* _Exercise materials_:
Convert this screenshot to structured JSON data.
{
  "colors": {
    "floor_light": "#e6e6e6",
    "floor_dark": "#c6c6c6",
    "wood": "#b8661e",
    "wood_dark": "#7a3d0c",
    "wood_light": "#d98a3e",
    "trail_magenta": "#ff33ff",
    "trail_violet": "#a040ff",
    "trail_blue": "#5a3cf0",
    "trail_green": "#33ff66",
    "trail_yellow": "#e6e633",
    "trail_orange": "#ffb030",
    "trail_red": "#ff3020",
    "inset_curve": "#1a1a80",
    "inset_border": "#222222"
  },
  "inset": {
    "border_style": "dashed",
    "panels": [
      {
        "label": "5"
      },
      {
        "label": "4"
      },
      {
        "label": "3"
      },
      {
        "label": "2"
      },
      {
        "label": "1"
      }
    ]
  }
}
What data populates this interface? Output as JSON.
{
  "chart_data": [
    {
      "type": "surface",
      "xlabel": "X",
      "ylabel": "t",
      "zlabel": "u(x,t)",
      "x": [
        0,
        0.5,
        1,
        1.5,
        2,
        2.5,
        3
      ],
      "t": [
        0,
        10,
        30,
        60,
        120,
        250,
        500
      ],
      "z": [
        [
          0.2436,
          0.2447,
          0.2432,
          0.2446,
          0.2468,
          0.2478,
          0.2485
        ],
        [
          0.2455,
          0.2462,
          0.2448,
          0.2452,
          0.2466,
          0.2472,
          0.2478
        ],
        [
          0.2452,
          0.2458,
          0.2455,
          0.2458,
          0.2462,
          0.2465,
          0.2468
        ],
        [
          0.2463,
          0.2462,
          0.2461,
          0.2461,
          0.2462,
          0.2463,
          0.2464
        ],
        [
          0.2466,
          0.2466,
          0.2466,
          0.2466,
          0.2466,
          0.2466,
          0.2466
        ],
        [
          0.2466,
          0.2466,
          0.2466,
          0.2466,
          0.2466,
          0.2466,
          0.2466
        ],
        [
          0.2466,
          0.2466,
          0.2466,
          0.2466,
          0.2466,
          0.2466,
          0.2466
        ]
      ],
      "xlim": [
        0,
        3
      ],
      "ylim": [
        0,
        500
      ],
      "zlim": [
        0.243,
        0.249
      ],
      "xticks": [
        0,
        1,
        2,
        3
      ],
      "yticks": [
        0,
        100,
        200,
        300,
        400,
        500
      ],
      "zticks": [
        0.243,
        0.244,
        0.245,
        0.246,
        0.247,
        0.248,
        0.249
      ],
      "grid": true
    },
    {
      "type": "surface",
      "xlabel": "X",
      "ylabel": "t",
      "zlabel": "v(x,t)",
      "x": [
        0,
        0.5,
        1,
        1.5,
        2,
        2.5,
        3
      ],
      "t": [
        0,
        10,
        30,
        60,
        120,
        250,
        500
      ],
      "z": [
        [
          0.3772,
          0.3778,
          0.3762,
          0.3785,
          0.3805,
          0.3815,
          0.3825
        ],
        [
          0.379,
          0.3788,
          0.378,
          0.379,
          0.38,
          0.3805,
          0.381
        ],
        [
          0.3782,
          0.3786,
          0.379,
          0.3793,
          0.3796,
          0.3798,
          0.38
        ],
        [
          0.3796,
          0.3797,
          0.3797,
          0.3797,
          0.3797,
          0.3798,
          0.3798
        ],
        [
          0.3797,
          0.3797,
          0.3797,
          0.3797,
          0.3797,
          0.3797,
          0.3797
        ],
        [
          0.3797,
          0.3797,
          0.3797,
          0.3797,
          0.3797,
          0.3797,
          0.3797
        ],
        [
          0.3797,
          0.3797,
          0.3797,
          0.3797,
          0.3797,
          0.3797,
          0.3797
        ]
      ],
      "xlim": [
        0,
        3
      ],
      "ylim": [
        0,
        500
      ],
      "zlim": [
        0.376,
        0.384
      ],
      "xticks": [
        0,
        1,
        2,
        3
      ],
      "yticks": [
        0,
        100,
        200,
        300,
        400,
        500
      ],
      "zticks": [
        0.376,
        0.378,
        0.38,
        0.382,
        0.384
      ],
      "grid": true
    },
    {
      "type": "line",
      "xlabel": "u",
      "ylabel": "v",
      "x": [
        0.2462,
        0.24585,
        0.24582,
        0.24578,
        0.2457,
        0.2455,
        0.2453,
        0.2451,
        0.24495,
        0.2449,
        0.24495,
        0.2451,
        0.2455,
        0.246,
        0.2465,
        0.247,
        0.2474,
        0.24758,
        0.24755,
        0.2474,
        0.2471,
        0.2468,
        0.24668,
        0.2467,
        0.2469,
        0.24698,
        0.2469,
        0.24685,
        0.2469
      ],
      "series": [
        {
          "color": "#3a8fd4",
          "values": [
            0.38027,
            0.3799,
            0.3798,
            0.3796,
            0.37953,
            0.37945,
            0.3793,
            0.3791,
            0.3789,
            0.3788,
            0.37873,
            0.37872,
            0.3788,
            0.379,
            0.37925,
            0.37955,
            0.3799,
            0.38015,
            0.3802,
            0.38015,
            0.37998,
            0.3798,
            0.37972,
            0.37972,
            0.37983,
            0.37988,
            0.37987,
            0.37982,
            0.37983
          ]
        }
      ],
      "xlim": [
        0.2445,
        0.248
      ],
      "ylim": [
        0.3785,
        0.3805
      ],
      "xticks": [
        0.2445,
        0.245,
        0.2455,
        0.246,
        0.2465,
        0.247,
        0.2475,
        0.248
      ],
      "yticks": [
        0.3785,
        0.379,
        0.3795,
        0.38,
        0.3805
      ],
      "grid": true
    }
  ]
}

* _Given instruction_: Take the material above and return all of it exactly.

* _Task solution_:
Convert this screenshot to structured JSON data.
{
  "colors": {
    "floor_light": "#e6e6e6",
    "floor_dark": "#c6c6c6",
    "wood": "#b8661e",
    "wood_dark": "#7a3d0c",
    "wood_light": "#d98a3e",
    "trail_magenta": "#ff33ff",
    "trail_violet": "#a040ff",
    "trail_blue": "#5a3cf0",
    "trail_green": "#33ff66",
    "trail_yellow": "#e6e633",
    "trail_orange": "#ffb030",
    "trail_red": "#ff3020",
    "inset_curve": "#1a1a80",
    "inset_border": "#222222"
  },
  "inset": {
    "border_style": "dashed",
    "panels": [
      {
        "label": "5"
      },
      {
        "label": "4"
      },
      {
        "label": "3"
      },
      {
        "label": "2"
      },
      {
        "label": "1"
      }
    ]
  }
}
What data populates this interface? Output as JSON.
{
  "chart_data": [
    {
      "type": "surface",
      "xlabel": "X",
      "ylabel": "t",
      "zlabel": "u(x,t)",
      "x": [
        0,
        0.5,
        1,
        1.5,
        2,
        2.5,
        3
      ],
      "t": [
        0,
        10,
        30,
        60,
        120,
        250,
        500
      ],
      "z": [
        [
          0.2436,
          0.2447,
          0.2432,
          0.2446,
          0.2468,
          0.2478,
          0.2485
        ],
        [
          0.2455,
          0.2462,
          0.2448,
          0.2452,
          0.2466,
          0.2472,
          0.2478
        ],
        [
          0.2452,
          0.2458,
          0.2455,
          0.2458,
          0.2462,
          0.2465,
          0.2468
        ],
        [
          0.2463,
          0.2462,
          0.2461,
          0.2461,
          0.2462,
          0.2463,
          0.2464
        ],
        [
          0.2466,
          0.2466,
          0.2466,
          0.2466,
          0.2466,
          0.2466,
          0.2466
        ],
        [
          0.2466,
          0.2466,
          0.2466,
          0.2466,
          0.2466,
          0.2466,
          0.2466
        ],
        [
          0.2466,
          0.2466,
          0.2466,
          0.2466,
          0.2466,
          0.2466,
          0.2466
        ]
      ],
      "xlim": [
        0,
        3
      ],
      "ylim": [
        0,
        500
      ],
      "zlim": [
        0.243,
        0.249
      ],
      "xticks": [
        0,
        1,
        2,
        3
      ],
      "yticks": [
        0,
        100,
        200,
        300,
        400,
        500
      ],
      "zticks": [
        0.243,
        0.244,
        0.245,
        0.246,
        0.247,
        0.248,
        0.249
      ],
      "grid": true
    },
    {
      "type": "surface",
      "xlabel": "X",
      "ylabel": "t",
      "zlabel": "v(x,t)",
      "x": [
        0,
        0.5,
        1,
        1.5,
        2,
        2.5,
        3
      ],
      "t": [
        0,
        10,
        30,
        60,
        120,
        250,
        500
      ],
      "z": [
        [
          0.3772,
          0.3778,
          0.3762,
          0.3785,
          0.3805,
          0.3815,
          0.3825
        ],
        [
          0.379,
          0.3788,
          0.378,
          0.379,
          0.38,
          0.3805,
          0.381
        ],
        [
          0.3782,
          0.3786,
          0.379,
          0.3793,
          0.3796,
          0.3798,
          0.38
        ],
        [
          0.3796,
          0.3797,
          0.3797,
          0.3797,
          0.3797,
          0.3798,
          0.3798
        ],
        [
          0.3797,
          0.3797,
          0.3797,
          0.3797,
          0.3797,
          0.3797,
          0.3797
        ],
        [
          0.3797,
          0.3797,
          0.3797,
          0.3797,
          0.3797,
          0.3797,
          0.3797
        ],
        [
          0.3797,
          0.3797,
          0.3797,
          0.3797,
          0.3797,
          0.3797,
          0.3797
        ]
      ],
      "xlim": [
        0,
        3
      ],
      "ylim": [
        0,
        500
      ],
      "zlim": [
        0.376,
        0.384
      ],
      "xticks": [
        0,
        1,
        2,
        3
      ],
      "yticks": [
        0,
        100,
        200,
        300,
        400,
        500
      ],
      "zticks": [
        0.376,
        0.378,
        0.38,
        0.382,
        0.384
      ],
      "grid": true
    },
    {
      "type": "line",
      "xlabel": "u",
      "ylabel": "v",
      "x": [
        0.2462,
        0.24585,
        0.24582,
        0.24578,
        0.2457,
        0.2455,
        0.2453,
        0.2451,
        0.24495,
        0.2449,
        0.24495,
        0.2451,
        0.2455,
        0.246,
        0.2465,
        0.247,
        0.2474,
        0.24758,
        0.24755,
        0.2474,
        0.2471,
        0.2468,
        0.24668,
        0.2467,
        0.2469,
        0.24698,
        0.2469,
        0.24685,
        0.2469
      ],
      "series": [
        {
          "color": "#3a8fd4",
          "values": [
            0.38027,
            0.3799,
            0.3798,
            0.3796,
            0.37953,
            0.37945,
            0.3793,
            0.3791,
            0.3789,
            0.3788,
            0.37873,
            0.37872,
            0.3788,
            0.379,
            0.37925,
            0.37955,
            0.3799,
            0.38015,
            0.3802,
            0.38015,
            0.37998,
            0.3798,
            0.37972,
            0.37972,
            0.37983,
            0.37988,
            0.37987,
            0.37982,
            0.37983
          ]
        }
      ],
      "xlim": [
        0.2445,
        0.248
      ],
      "ylim": [
        0.3785,
        0.3805
      ],
      "xticks": [
        0.2445,
        0.245,
        0.2455,
        0.246,
        0.2465,
        0.247,
        0.2475,
        0.248
      ],
      "yticks": [
        0.3785,
        0.379,
        0.3795,
        0.38,
        0.3805
      ],
      "grid": true
    }
  ]
}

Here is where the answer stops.